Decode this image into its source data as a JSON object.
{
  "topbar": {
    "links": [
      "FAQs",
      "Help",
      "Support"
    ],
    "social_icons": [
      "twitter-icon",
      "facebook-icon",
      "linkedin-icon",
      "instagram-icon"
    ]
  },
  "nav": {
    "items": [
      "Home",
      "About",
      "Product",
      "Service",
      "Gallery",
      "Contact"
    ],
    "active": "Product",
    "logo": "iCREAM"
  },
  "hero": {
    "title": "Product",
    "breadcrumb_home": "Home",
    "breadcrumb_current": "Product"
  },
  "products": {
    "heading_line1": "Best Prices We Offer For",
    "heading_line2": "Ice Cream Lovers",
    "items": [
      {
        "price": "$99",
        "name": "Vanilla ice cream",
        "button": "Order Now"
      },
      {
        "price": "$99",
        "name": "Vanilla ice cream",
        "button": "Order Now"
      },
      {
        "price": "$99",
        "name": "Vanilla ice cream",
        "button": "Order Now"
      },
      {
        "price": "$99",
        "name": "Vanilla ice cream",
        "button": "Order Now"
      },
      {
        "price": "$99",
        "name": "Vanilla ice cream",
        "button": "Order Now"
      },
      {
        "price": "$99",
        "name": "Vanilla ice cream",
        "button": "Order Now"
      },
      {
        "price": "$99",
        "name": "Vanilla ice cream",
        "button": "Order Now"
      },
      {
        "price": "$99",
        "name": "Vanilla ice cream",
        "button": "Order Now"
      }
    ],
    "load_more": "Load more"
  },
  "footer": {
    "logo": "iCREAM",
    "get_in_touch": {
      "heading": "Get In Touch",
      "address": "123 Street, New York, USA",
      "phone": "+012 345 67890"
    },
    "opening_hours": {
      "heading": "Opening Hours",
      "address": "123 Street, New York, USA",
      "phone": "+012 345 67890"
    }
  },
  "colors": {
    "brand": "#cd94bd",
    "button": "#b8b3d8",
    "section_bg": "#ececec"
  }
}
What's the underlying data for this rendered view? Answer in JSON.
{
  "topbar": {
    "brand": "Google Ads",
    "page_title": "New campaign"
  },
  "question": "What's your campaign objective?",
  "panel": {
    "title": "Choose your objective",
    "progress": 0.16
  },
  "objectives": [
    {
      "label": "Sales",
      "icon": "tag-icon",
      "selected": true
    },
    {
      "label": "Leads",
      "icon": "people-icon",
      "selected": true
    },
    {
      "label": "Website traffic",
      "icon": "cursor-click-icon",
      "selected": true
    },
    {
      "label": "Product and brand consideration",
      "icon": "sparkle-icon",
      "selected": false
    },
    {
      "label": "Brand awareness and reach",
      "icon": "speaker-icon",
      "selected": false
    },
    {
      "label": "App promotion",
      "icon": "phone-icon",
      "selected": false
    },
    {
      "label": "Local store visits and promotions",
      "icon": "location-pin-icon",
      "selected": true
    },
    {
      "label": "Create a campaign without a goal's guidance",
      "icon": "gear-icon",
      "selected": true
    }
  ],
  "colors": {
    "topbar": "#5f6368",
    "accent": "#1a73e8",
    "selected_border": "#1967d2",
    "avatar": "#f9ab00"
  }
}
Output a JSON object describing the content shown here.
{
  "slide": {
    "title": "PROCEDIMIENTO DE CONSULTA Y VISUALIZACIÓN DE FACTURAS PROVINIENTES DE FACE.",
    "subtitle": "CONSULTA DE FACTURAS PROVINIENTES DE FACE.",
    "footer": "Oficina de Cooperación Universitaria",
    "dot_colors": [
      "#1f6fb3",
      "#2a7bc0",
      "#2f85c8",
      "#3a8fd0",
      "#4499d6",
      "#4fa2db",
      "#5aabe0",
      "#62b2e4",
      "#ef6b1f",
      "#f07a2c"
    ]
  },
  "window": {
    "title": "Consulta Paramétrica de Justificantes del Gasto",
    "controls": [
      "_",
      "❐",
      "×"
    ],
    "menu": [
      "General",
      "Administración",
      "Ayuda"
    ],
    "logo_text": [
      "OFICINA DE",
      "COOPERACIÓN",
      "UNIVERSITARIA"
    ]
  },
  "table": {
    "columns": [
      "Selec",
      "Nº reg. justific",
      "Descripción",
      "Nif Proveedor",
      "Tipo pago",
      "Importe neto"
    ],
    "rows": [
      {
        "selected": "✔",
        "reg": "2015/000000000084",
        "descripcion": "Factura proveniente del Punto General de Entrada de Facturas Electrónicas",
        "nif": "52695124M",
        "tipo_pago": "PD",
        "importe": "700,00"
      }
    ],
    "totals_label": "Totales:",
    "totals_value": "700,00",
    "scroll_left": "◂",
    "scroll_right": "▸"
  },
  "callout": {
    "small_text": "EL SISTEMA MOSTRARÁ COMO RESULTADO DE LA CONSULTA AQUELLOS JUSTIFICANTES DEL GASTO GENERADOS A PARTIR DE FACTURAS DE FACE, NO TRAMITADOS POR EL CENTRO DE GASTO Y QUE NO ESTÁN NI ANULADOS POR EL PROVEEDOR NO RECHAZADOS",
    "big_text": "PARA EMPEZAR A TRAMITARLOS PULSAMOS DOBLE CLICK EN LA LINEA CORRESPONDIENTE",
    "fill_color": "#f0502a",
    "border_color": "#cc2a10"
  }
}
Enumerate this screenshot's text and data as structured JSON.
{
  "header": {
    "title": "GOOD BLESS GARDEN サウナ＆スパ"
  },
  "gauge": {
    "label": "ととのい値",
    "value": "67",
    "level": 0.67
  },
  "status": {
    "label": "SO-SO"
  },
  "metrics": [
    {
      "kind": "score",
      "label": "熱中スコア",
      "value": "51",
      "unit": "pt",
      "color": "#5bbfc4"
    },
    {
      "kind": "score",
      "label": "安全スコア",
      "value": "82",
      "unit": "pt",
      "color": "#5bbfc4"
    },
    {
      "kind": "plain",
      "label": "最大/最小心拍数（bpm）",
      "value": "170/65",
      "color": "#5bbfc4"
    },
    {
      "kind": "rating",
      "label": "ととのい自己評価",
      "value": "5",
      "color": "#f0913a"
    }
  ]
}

* JOB: Pick out all the lines with the word "What" in them and copy them.

* SOLUTION TO THIS EXERCISE:
What's the underlying data for this rendered view? Answer in JSON.
  "question": "What's your campaign objective?",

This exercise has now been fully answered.